Data for this exercise ▸
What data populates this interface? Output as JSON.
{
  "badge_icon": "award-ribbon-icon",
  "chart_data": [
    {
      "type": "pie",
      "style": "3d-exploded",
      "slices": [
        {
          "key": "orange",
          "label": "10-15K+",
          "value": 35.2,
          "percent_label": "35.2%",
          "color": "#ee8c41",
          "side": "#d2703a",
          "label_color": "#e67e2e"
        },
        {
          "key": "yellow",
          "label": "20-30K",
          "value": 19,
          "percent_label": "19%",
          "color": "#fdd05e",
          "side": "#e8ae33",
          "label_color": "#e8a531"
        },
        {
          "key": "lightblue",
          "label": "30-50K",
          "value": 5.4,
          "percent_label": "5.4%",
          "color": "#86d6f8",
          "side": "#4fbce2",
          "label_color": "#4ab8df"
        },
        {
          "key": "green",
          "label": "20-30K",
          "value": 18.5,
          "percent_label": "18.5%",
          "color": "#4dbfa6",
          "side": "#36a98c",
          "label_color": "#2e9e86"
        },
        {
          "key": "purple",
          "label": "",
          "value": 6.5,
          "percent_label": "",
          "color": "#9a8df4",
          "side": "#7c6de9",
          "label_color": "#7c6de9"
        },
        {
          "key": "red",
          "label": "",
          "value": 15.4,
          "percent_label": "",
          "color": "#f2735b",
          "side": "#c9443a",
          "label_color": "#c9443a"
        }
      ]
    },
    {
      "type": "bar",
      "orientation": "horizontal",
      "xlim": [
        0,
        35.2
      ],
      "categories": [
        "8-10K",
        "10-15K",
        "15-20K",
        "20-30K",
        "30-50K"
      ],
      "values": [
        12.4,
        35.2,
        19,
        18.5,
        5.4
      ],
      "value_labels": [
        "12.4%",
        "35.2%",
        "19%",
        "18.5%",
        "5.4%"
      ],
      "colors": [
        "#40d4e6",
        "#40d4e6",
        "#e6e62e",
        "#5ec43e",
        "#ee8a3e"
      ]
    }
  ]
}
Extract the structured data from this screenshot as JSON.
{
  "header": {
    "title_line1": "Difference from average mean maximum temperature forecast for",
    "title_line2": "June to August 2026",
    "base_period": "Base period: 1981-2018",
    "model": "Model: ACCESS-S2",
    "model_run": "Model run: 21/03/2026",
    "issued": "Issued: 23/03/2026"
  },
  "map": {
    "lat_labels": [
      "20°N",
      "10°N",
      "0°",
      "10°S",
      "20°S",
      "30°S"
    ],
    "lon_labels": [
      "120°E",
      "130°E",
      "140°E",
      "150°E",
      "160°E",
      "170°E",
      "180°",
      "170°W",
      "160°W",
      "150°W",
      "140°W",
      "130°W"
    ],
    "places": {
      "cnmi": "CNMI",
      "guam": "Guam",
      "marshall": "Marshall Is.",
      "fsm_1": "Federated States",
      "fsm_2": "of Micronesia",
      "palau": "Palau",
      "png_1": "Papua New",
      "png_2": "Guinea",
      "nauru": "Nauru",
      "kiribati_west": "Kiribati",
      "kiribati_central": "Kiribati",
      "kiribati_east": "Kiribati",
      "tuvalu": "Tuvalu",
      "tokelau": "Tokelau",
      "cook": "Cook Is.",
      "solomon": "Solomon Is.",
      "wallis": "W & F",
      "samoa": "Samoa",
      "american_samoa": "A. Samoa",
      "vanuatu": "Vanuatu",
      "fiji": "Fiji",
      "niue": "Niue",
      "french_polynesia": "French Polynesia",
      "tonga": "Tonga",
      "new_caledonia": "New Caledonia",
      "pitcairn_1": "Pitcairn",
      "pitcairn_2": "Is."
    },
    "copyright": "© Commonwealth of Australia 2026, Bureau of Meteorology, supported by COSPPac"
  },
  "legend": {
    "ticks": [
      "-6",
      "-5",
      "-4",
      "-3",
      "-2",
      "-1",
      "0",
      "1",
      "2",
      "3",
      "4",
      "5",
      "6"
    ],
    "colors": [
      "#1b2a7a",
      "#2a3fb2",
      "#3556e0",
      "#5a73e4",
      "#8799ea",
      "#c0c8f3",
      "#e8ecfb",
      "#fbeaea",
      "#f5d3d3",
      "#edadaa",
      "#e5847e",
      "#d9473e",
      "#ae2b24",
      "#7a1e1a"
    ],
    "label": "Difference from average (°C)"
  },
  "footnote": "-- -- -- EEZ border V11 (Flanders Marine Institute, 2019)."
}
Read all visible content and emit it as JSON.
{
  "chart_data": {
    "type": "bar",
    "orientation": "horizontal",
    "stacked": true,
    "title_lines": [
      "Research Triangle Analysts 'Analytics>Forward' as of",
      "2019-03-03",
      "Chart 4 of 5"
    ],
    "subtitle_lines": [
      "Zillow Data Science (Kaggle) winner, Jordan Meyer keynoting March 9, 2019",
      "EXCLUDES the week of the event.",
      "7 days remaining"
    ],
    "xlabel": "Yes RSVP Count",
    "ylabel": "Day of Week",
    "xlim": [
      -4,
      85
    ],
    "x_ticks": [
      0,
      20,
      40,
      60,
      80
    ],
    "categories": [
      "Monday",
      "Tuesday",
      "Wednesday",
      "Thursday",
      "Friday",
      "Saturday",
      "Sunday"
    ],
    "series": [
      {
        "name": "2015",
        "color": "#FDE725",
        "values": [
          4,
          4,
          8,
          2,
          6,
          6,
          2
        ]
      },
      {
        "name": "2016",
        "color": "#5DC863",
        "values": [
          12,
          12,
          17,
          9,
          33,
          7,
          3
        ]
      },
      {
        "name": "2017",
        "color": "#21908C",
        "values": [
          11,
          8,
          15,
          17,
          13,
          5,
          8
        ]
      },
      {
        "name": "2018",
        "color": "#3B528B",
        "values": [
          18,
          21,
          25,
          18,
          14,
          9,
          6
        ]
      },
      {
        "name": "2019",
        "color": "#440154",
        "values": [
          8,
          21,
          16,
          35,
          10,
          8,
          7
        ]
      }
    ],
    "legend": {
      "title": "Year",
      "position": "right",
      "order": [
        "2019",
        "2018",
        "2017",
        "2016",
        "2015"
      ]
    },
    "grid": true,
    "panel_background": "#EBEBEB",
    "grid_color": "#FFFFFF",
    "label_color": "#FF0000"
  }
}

Task statement ▸ All lines of the data above that include the word "from" must be shown.

Answer in full ▸
Extract the structured data from this screenshot as JSON.
    "title_line1": "Difference from average mean maximum temperature forecast for",
    "label": "Difference from average (°C)"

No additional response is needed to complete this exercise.